Page extract below:

Peter Mullen (born 11 January 1942) is a British Church of England priest. He is the former Rector of St Michael, Cornhill and St Sepulchre-without-Newgate in the City of London. Mullen was until recently Chaplain to the Honourable Company of Air Pilots, one of the Livery Companies of the City of London and the Anglican Chaplain to the London Stock Exchange, a largely honorific and historical post.

==Life and career==

Mullen graduated from the University of Liverpool with the degree of BA, before obtaining a PhD from Middlesex University.

He was ordained into the Church of England in 1970. He became Chaplain and Head of Religious Education (RE) at Whitecroft School, Bolton in 1974. In 1977 he was appointed Vicar of Tockwith and Bilton-in-Ainsty with Bickerton, Diocese of York, where he remained until 1989. From 1989 to 1997 he was banned from performing priestly duties, and wrote many books, articles, papers and essays.

In 1998 he became Rector of St Michael's Cornhill and St Sepulchre-without-Newgate, and Chaplain to the Stock Exchange. He was made to retire, against his will, and against the will of his enormously supportive congregation, on his seventieth birthday in January 2012.

===Views===

Mullen is noted for his criticism of homosexuality. Writing on his online blog, he stated that homosexuals should carry health warnings, for instance, "Sodomy may seriously damage your health". He later explained that his comments were 'satirical', and went further by saying that he has homosexual friends. Nonetheless, a spokesman for the Diocese of London made an announcement distancing the Bishop and fellow clergy from Mullen's statements, following which these comments were removed from his blog. He later apologised. Mullen has also called for tax-payer funded homosexual parades to be banned, describing them as "obscene".

End of Page extract.
Provided information below:

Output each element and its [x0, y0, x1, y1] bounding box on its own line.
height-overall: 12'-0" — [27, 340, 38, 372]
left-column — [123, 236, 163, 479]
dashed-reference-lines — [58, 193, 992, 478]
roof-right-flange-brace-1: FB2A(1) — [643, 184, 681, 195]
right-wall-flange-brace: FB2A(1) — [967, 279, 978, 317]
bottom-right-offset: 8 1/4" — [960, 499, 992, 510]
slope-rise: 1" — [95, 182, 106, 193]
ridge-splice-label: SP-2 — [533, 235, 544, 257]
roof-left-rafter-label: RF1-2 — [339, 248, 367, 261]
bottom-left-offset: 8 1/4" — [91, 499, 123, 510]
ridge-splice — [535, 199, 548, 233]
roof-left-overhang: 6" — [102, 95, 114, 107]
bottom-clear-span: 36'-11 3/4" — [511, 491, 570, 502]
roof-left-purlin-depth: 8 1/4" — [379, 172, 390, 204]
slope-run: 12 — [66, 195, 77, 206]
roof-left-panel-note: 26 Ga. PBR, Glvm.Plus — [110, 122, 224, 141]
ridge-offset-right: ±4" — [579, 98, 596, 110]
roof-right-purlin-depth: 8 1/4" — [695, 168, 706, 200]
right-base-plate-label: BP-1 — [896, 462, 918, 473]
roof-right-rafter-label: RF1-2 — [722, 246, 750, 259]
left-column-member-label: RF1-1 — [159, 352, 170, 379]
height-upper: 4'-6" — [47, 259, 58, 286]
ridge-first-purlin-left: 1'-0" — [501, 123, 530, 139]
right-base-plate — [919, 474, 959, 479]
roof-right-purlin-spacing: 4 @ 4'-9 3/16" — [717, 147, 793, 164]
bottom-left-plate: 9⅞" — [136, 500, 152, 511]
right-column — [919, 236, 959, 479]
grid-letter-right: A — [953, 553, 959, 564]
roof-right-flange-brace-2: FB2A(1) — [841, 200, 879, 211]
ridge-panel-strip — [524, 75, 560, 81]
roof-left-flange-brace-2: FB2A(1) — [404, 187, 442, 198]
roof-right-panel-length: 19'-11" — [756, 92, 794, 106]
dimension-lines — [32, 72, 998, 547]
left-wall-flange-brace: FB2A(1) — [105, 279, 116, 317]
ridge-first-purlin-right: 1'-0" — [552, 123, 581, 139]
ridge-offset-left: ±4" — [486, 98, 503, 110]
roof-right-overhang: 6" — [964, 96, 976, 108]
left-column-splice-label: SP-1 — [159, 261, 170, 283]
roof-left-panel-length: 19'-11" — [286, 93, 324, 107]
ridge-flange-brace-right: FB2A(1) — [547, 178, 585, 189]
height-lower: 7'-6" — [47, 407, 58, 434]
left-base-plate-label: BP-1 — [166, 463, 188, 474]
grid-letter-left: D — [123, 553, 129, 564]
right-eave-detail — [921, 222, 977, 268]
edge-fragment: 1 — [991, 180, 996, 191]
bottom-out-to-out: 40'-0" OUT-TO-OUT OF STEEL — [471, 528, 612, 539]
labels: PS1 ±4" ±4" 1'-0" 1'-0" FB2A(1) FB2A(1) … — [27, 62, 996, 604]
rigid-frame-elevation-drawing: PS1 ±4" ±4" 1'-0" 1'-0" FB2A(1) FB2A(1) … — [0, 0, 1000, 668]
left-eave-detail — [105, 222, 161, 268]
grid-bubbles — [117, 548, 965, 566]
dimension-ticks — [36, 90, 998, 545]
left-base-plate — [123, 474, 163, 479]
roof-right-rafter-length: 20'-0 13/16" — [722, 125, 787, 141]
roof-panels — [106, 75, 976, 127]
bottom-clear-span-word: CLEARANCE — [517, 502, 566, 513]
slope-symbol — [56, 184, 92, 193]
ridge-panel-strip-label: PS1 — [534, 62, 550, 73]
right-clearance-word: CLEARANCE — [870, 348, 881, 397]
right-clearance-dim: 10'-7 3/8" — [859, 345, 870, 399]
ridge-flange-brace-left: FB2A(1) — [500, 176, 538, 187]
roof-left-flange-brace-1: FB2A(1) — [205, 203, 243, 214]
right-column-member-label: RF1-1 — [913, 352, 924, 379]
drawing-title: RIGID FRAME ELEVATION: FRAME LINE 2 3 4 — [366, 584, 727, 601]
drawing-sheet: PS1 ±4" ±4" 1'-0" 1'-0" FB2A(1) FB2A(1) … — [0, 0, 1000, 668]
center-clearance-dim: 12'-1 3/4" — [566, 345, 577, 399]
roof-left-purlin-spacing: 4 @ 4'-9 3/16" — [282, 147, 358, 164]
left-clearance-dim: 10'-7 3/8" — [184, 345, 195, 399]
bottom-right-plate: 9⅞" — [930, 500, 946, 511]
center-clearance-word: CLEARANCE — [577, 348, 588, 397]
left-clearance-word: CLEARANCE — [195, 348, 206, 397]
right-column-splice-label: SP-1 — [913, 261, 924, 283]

End of Provided information.

▸ **What you will do**:
1. Quote from the Peter Mullen article the part that opens with the words containing "He was ordained" and closes with "papers and essays.".
2. Decide whether each statement below agrees with the Peter Mullen article, answering yes or no and quoting the deciding words of the article. (a) Mullen was ordained into the Church of England in 1970. (b) Mullen remained Vicar of Tockwith and Bilton-in-Ainsty with Bickerton until 1997. (c) Mullen obtained his PhD from the University of Liverpool.
3. Proceed with the Peter Mullen article, picking up after its final sentence.

▸ **Task results**:
1.
He was ordained into the Church of England in 1970. He became Chaplain and Head of Religious Education (RE) at Whitecroft School, Bolton in 1974. In 1977 he was appointed Vicar of Tockwith and Bilton-in-Ainsty with Bickerton, Diocese of York, where he remained until 1989. From 1989 to 1997 he was banned from performing priestly duties, and wrote many books, articles, papers and essays.

2.
(a) Yes: "He was ordained into the Church of England in 1970."
(b) No: "where he remained until 1989."
(c) No: "before obtaining a PhD from Middlesex University."

3.
Mullen is Eurosceptic and in March 2010, he spoke at a United Kingdom Independence Party event in Chichester, where he denounced the European Union and Islam. He has mocked Muslims, saying there could be an "agreeable carnage" at the start of the annual Hajj in Mecca: "They usually manage to stampede and slaughter quite a few hundred of their co-religionists. Just imagine for a moment what a field day the BBC and the left-wing press in England would have if anything even remotely as bad as that happened in Vatican Square at Christmas or Easter". He added that Muslims "lend themselves to ridicule: sticking their arses in the air five times a day. How about a few little choruses, 'Randy Muslims when they die/Find 70 virgins in the sky'?"

Mullen is a frequent contributor to the Wall Street Journal. He has also written for the Daily Telegraph in support of preserving traditional forms of Anglican worship. Mullen has argued it should be permissible to use force against a burglar, even that resulting in death, and that burglars forfeit all their rights by their actions.